Raw records:
⟨
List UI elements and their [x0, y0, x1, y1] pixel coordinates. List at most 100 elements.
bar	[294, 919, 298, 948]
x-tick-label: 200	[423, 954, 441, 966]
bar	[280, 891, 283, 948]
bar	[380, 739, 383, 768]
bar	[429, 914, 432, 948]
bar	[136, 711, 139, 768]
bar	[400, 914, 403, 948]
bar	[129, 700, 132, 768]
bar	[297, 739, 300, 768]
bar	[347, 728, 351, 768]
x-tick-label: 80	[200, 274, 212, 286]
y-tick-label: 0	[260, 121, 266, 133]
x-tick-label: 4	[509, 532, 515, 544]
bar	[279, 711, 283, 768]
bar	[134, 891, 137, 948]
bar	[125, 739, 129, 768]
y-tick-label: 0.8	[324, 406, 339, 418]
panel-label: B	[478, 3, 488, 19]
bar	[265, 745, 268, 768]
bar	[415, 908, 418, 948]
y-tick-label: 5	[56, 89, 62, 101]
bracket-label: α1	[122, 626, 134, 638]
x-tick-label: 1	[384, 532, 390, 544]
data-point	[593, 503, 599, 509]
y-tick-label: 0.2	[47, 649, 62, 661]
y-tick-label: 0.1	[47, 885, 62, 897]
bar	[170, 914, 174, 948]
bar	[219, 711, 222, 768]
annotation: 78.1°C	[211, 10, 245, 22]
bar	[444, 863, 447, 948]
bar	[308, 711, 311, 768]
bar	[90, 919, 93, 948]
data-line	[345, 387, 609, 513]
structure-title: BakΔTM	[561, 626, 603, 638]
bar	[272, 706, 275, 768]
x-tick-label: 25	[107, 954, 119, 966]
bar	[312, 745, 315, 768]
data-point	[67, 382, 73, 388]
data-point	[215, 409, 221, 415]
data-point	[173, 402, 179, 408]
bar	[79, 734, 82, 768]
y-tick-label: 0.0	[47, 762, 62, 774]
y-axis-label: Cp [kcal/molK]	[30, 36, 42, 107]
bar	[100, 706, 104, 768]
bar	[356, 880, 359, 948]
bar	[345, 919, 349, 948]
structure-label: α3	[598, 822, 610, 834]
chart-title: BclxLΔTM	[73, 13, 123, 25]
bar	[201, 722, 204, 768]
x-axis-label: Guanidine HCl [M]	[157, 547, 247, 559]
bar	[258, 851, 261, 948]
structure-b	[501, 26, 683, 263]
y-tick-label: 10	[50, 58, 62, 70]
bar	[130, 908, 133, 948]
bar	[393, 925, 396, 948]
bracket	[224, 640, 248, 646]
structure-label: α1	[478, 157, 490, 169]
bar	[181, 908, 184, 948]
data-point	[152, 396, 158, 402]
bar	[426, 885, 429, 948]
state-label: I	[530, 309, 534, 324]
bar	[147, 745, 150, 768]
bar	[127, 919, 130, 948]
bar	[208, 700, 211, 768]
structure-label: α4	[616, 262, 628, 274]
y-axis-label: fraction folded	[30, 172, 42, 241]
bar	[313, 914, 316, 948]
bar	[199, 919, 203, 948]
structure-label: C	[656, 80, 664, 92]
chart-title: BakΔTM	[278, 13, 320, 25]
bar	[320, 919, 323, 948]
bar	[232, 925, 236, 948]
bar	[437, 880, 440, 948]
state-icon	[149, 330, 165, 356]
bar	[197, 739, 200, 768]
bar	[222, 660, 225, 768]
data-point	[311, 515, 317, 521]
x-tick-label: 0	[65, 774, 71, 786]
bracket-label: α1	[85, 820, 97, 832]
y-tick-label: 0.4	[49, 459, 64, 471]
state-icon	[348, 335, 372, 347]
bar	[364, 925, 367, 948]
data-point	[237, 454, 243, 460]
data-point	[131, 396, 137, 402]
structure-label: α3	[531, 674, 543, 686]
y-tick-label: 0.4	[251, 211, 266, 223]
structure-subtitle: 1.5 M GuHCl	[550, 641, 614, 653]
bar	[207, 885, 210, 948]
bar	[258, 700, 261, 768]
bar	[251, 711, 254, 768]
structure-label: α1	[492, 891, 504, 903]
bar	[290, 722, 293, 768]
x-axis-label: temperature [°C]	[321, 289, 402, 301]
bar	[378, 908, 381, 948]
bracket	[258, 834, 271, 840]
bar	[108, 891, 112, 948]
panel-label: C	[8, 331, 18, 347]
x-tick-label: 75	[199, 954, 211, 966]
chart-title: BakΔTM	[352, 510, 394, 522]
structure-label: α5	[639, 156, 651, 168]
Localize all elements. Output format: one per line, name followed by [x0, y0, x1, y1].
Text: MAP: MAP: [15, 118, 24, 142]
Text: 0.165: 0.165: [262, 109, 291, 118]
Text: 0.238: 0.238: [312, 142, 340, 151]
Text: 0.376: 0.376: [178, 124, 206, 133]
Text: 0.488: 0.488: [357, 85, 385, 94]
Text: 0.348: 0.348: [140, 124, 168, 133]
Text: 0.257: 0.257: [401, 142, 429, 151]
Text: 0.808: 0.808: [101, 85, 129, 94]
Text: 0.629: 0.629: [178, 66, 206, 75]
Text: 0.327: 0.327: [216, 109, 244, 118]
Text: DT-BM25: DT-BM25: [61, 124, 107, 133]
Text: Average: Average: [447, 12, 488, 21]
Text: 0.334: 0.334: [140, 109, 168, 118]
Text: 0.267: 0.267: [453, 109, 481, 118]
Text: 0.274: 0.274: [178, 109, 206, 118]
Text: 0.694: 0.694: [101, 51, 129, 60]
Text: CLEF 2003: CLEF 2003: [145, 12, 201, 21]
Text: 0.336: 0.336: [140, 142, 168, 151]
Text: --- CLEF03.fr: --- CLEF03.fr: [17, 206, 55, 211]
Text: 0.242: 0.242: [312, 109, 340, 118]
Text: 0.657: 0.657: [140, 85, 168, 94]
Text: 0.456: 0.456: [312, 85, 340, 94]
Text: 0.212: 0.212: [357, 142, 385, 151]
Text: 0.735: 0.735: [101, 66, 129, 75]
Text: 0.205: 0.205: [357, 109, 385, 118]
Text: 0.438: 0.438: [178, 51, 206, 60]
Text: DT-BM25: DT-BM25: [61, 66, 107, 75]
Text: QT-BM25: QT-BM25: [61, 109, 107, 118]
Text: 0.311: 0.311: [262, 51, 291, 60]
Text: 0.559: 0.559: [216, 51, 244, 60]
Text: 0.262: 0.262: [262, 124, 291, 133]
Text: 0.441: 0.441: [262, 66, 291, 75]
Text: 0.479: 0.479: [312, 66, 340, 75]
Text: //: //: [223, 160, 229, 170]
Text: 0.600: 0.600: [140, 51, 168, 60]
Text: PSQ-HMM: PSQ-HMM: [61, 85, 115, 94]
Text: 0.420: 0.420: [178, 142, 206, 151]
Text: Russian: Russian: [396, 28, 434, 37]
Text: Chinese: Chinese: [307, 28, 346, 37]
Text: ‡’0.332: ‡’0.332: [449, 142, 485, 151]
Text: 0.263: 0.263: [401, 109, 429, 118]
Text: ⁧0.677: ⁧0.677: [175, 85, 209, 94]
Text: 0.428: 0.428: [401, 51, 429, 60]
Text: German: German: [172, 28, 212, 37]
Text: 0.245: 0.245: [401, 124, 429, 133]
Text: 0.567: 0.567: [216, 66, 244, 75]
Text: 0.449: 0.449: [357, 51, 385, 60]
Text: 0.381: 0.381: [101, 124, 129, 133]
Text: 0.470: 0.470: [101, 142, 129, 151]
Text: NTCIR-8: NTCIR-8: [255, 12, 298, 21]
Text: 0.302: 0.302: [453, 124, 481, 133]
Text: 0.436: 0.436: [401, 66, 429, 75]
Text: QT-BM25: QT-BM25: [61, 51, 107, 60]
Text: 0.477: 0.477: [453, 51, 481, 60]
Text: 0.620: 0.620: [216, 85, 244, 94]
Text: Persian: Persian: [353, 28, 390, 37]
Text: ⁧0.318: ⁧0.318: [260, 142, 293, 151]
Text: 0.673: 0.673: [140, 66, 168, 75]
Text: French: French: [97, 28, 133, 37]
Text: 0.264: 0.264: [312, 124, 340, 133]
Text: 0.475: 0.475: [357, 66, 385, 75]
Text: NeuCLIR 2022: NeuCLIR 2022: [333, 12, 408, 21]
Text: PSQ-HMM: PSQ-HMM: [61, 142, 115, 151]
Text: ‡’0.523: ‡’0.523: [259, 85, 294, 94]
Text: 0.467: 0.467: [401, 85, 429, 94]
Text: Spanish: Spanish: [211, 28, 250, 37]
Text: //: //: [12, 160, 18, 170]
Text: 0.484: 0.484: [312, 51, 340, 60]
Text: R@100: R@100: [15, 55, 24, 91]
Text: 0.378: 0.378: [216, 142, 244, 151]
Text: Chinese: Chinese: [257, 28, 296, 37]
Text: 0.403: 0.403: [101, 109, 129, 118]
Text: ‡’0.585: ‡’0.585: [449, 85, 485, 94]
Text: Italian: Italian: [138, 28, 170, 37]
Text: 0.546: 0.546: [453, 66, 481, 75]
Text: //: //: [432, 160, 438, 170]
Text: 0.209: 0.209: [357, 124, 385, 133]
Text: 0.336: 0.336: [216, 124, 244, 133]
⟩
→ What the task requires:
Print the lines above exactly, from the first one down to and including the line that contains "728, 351, 768]".

→ Task result:
List UI elements and their [x0, y0, x1, y1] pixel coordinates. List at most 100 elements.
bar	[294, 919, 298, 948]
x-tick-label: 200	[423, 954, 441, 966]
bar	[280, 891, 283, 948]
bar	[380, 739, 383, 768]
bar	[429, 914, 432, 948]
bar	[136, 711, 139, 768]
bar	[400, 914, 403, 948]
bar	[129, 700, 132, 768]
bar	[297, 739, 300, 768]
bar	[347, 728, 351, 768]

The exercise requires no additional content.